# WHAT TO DO
Every line below that contains "потока" is to be copied.

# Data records

++++++++++

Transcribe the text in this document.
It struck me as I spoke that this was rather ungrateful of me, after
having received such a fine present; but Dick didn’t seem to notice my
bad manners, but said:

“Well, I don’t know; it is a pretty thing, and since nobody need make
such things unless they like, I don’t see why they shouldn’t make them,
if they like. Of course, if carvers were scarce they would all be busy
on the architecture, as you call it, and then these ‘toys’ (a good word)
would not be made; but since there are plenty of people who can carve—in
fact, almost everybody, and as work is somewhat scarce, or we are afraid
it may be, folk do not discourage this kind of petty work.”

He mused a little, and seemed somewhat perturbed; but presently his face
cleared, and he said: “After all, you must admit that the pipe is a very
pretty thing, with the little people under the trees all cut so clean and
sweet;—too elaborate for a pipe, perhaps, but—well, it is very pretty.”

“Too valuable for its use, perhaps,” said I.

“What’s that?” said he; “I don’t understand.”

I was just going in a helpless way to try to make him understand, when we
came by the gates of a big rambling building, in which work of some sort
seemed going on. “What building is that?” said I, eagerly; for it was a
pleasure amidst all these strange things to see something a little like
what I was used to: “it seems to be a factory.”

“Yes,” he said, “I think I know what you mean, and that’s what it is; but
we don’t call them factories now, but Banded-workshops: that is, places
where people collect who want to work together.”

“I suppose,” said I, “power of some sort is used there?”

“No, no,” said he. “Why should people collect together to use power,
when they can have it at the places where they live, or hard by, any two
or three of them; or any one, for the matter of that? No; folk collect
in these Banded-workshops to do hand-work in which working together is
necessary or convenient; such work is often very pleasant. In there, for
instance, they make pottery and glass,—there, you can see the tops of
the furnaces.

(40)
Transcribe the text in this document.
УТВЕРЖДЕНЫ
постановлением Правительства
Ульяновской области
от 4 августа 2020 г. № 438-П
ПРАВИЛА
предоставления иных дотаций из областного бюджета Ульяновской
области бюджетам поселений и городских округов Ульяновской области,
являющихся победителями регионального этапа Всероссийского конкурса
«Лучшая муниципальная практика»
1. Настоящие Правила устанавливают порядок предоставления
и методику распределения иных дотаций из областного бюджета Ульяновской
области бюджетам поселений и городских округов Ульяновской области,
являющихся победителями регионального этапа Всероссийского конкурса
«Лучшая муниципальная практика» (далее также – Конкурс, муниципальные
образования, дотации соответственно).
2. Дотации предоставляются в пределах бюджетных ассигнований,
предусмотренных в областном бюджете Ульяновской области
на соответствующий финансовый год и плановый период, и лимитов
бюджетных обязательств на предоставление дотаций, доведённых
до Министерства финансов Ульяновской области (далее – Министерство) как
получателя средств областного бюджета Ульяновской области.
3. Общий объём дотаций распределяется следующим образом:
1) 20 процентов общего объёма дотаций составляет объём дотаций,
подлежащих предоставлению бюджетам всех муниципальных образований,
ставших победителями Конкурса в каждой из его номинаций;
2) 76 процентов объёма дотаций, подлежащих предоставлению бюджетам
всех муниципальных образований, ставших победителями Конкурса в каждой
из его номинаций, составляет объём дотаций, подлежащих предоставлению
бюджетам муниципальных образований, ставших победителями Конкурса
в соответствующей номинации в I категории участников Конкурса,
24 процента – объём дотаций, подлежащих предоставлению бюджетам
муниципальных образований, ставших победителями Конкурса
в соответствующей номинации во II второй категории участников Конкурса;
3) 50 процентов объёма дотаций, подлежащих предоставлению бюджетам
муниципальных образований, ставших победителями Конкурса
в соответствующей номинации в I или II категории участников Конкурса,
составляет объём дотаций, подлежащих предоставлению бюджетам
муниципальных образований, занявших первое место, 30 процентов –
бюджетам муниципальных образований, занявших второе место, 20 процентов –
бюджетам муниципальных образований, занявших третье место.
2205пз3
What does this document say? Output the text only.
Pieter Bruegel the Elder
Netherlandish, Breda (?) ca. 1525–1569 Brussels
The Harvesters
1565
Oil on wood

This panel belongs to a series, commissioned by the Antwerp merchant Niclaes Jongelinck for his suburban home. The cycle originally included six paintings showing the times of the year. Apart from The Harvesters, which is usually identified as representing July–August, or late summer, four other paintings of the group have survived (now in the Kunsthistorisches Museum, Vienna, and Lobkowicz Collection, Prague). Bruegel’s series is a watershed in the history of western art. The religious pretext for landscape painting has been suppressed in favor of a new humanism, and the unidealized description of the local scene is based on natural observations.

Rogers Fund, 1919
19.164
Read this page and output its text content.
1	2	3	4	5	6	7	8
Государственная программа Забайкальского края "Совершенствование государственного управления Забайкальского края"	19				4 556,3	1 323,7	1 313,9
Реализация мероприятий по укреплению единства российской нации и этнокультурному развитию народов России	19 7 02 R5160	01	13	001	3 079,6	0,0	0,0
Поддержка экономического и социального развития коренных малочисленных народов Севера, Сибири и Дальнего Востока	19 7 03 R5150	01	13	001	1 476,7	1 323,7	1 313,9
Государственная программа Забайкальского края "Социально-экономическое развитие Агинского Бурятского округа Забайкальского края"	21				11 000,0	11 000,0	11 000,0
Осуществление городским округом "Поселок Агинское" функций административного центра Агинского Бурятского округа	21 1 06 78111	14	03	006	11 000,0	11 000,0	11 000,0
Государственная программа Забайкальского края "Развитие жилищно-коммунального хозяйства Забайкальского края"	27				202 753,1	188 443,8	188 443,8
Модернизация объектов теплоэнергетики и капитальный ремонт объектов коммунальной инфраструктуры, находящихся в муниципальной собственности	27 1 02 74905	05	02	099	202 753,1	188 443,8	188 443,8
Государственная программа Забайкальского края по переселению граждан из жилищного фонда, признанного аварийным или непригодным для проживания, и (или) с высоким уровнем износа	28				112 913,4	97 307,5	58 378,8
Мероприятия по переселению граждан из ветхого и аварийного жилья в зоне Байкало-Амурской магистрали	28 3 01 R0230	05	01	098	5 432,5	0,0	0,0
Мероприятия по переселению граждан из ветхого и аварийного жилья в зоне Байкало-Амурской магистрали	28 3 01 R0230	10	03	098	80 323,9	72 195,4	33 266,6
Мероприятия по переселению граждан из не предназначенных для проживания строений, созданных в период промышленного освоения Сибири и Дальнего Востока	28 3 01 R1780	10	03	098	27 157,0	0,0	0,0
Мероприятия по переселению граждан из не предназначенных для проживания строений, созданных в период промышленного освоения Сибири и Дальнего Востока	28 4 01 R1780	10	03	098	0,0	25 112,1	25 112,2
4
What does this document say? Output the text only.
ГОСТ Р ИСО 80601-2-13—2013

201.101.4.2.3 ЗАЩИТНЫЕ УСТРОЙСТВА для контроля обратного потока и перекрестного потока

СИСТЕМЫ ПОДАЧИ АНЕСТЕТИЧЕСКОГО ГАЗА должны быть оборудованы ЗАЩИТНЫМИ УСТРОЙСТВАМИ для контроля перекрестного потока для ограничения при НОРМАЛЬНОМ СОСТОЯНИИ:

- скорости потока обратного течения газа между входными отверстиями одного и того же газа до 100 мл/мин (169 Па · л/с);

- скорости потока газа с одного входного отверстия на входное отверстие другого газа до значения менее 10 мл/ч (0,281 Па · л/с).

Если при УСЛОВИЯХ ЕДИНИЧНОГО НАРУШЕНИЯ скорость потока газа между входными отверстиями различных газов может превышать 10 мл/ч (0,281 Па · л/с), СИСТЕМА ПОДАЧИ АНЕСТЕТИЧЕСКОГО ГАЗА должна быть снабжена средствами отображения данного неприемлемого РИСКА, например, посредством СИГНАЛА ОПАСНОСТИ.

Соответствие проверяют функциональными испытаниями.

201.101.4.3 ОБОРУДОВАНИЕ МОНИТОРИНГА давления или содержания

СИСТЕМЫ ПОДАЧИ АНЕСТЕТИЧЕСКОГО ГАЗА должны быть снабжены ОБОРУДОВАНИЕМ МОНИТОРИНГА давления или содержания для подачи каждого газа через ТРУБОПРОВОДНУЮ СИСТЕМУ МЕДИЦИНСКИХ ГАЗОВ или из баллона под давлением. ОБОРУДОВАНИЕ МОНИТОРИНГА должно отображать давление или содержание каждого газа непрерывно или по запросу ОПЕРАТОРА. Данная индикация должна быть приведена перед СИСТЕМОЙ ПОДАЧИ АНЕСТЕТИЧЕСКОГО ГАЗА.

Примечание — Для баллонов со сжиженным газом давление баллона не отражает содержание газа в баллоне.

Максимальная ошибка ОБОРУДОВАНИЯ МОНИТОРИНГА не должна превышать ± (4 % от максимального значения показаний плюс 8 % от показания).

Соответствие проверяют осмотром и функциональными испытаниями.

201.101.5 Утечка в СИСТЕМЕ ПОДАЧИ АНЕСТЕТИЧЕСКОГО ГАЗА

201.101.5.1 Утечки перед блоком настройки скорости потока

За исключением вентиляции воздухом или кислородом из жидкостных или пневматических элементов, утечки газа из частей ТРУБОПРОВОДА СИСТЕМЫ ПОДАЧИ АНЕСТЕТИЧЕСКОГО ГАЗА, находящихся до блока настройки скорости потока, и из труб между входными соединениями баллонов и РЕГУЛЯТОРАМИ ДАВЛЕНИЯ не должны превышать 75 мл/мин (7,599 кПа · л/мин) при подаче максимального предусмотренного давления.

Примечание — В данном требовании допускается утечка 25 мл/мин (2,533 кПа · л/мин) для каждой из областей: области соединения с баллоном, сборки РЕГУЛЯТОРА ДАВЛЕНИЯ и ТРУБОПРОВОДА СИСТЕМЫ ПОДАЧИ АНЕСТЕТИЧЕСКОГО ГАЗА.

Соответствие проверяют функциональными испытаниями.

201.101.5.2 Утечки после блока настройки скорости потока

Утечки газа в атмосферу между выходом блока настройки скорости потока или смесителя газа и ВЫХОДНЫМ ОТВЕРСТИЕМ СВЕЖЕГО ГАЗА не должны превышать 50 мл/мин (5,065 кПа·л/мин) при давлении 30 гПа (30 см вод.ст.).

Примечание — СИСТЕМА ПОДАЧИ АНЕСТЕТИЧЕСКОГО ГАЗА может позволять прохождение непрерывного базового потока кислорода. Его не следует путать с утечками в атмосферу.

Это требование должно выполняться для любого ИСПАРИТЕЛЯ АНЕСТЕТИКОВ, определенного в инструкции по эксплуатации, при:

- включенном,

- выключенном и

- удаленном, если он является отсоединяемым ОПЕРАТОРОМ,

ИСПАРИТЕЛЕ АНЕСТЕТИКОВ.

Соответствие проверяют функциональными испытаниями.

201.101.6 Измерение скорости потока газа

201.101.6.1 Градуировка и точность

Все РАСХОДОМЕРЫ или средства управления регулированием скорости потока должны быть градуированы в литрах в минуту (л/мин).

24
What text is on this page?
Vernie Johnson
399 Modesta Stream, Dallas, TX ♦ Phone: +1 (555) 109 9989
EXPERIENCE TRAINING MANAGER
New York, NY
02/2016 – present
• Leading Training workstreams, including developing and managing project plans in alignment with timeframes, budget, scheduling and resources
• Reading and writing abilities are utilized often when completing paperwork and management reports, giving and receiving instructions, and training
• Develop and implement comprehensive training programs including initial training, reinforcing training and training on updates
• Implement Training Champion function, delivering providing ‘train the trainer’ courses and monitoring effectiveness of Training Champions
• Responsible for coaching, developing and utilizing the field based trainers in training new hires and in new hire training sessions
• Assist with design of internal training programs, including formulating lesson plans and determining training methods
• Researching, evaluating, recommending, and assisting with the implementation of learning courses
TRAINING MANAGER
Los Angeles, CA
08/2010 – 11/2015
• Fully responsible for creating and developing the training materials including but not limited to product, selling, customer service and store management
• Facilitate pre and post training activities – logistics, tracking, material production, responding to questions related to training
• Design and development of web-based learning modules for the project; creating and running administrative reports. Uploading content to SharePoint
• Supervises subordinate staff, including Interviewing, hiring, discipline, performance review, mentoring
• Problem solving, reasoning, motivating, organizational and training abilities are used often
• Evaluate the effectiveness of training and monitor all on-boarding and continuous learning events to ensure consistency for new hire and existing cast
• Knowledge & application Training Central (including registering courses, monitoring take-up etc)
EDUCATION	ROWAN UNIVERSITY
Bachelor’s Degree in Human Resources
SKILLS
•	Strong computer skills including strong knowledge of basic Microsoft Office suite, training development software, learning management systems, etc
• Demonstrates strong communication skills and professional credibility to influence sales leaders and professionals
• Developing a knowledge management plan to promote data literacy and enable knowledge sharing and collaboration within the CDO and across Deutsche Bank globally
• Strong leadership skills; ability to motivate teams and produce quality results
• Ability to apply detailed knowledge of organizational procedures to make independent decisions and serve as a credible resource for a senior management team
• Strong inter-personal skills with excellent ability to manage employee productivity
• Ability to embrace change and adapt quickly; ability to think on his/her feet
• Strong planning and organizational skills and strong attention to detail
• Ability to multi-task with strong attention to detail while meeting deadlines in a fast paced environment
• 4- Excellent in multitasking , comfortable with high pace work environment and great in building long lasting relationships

++++++++++

# TASK ANSWER
201.101.4.2.3 ЗАЩИТНЫЕ УСТРОЙСТВА для контроля обратного потока и перекрестного потока
СИСТЕМЫ ПОДАЧИ АНЕСТЕТИЧЕСКОГО ГАЗА должны быть оборудованы ЗАЩИТНЫМИ УСТРОЙСТВАМИ для контроля перекрестного потока для ограничения при НОРМАЛЬНОМ СОСТОЯНИИ:
- скорости потока обратного течения газа между входными отверстиями одного и того же газа до 100 мл/мин (169 Па · л/с);
- скорости потока газа с одного входного отверстия на входное отверстие другого газа до значения менее 10 мл/ч (0,281 Па · л/с).
Если при УСЛОВИЯХ ЕДИНИЧНОГО НАРУШЕНИЯ скорость потока газа между входными отверстиями различных газов может превышать 10 мл/ч (0,281 Па · л/с), СИСТЕМА ПОДАЧИ АНЕСТЕТИЧЕСКОГО ГАЗА должна быть снабжена средствами отображения данного неприемлемого РИСКА, например, посредством СИГНАЛА ОПАСНОСТИ.
201.101.5.1 Утечки перед блоком настройки скорости потока
За исключением вентиляции воздухом или кислородом из жидкостных или пневматических элементов, утечки газа из частей ТРУБОПРОВОДА СИСТЕМЫ ПОДАЧИ АНЕСТЕТИЧЕСКОГО ГАЗА, находящихся до блока настройки скорости потока, и из труб между входными соединениями баллонов и РЕГУЛЯТОРАМИ ДАВЛЕНИЯ не должны превышать 75 мл/мин (7,599 кПа · л/мин) при подаче максимального предусмотренного давления.
201.101.5.2 Утечки после блока настройки скорости потока
Утечки газа в атмосферу между выходом блока настройки скорости потока или смесителя газа и ВЫХОДНЫМ ОТВЕРСТИЕМ СВЕЖЕГО ГАЗА не должны превышать 50 мл/мин (5,065 кПа·л/мин) при давлении 30 гПа (30 см вод.ст.).
Примечание — СИСТЕМА ПОДАЧИ АНЕСТЕТИЧЕСКОГО ГАЗА может позволять прохождение непрерывного базового потока кислорода. Его не следует путать с утечками в атмосферу.
201.101.6 Измерение скорости потока газа
Все РАСХОДОМЕРЫ или средства управления регулированием скорости потока должны быть градуированы в литрах в минуту (л/мин).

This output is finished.